● Instructions to follow:
Below, find each line holding "documents" and state how many there are, using the number alone.

============

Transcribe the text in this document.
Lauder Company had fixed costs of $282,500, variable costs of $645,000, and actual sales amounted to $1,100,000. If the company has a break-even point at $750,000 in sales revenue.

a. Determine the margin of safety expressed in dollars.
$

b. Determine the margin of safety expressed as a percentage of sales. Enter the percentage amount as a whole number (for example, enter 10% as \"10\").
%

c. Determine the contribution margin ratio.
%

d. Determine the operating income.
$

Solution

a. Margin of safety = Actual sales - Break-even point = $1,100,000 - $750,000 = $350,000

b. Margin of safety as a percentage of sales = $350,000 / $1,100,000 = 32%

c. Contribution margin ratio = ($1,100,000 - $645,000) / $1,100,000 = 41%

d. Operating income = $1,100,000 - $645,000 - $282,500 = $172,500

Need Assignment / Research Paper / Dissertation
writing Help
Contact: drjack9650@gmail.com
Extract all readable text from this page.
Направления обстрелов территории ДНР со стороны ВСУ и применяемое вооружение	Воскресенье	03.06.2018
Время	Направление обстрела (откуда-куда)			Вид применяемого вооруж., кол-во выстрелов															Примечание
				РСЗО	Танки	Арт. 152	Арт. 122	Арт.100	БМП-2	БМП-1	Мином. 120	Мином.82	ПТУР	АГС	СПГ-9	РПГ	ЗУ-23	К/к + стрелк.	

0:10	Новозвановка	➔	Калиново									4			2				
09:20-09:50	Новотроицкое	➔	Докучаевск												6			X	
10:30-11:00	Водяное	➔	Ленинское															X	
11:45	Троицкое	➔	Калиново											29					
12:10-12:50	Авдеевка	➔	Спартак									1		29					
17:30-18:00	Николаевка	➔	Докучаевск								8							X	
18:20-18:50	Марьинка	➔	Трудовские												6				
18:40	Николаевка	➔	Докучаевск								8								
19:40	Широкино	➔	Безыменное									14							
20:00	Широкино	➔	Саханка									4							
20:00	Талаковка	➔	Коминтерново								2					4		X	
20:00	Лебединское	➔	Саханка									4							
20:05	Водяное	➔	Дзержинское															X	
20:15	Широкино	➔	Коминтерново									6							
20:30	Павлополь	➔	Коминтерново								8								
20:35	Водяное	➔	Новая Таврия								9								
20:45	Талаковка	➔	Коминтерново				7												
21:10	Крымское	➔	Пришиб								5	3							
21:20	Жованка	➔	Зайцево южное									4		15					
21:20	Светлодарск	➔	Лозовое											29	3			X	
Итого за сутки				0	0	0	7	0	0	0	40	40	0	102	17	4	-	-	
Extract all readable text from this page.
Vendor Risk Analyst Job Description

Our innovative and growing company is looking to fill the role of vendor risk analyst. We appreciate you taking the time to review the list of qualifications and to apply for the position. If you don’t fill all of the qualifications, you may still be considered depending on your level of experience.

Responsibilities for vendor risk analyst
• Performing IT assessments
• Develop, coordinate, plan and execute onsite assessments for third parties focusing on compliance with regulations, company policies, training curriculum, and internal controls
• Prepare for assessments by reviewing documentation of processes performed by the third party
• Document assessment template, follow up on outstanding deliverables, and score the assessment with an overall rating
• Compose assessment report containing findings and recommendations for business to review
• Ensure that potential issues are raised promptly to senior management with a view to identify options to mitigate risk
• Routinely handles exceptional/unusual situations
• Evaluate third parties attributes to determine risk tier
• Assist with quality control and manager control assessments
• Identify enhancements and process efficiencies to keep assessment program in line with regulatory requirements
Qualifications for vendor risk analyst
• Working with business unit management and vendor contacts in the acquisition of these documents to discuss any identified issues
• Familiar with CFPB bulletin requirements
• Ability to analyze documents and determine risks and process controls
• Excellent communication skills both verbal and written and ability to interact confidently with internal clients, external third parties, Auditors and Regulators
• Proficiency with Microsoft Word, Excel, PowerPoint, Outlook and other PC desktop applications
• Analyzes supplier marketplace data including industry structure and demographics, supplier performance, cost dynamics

============

● Expected answer:
2